WRITTEN TASK
Count how many lines in this material contain "frac". The answer is that number alone.

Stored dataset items
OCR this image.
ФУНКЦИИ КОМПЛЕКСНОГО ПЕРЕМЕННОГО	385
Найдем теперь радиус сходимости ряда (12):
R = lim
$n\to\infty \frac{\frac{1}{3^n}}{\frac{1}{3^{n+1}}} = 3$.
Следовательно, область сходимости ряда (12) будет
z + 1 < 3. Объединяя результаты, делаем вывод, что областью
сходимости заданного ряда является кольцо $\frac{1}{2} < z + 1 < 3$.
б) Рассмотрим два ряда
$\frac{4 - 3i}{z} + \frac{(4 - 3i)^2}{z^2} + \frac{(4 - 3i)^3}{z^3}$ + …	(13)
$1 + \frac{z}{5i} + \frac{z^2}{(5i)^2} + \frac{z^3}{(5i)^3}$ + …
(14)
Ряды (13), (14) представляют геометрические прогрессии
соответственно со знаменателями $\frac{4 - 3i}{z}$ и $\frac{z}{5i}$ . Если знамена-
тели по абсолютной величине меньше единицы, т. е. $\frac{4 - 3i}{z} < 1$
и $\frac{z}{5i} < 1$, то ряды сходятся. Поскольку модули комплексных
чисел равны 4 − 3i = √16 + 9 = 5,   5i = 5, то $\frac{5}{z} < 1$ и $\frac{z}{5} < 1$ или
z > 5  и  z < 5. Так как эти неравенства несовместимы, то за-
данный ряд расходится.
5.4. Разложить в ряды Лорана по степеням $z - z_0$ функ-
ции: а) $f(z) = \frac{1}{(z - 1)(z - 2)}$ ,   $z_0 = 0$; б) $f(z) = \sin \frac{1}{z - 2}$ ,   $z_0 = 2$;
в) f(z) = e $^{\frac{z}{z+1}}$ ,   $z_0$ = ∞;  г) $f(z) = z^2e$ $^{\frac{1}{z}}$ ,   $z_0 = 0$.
...
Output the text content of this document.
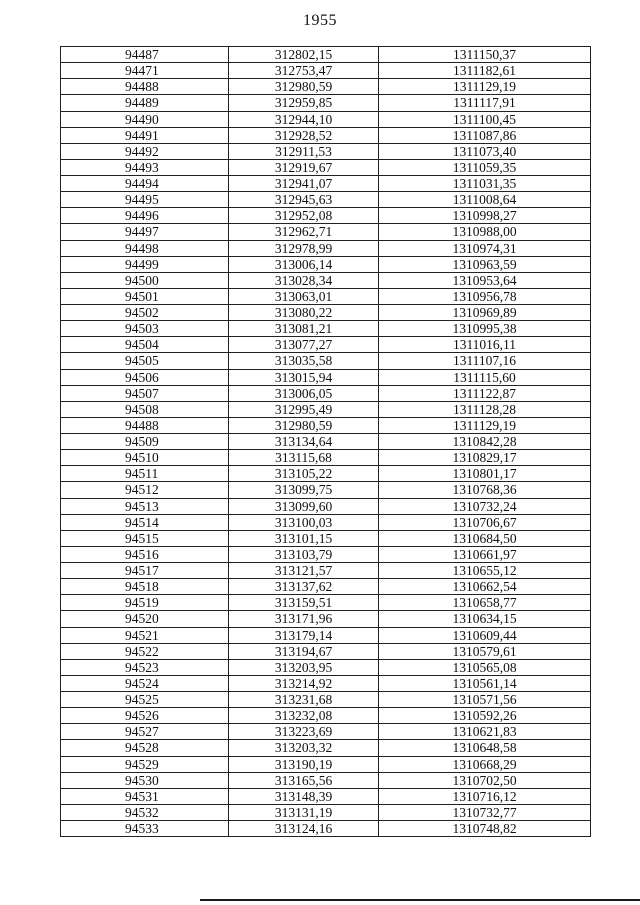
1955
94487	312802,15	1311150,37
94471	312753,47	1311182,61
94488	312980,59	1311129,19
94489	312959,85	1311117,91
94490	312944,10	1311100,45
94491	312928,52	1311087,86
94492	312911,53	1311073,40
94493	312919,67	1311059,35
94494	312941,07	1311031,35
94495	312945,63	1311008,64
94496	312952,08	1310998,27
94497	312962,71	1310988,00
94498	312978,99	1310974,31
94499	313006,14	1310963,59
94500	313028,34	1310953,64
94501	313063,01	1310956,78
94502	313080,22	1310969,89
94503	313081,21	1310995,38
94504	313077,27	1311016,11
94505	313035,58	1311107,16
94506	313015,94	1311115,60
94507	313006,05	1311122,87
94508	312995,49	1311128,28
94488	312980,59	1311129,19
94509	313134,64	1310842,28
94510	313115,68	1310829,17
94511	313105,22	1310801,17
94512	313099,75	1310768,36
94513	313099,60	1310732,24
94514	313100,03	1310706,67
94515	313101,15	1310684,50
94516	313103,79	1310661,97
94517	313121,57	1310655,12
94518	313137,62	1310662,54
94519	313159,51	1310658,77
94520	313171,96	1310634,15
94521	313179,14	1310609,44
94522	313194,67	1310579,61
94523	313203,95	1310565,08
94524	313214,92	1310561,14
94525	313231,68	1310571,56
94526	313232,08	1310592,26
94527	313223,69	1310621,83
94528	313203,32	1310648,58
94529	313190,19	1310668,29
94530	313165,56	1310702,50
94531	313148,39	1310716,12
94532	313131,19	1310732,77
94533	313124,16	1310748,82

WORKED ANSWER
10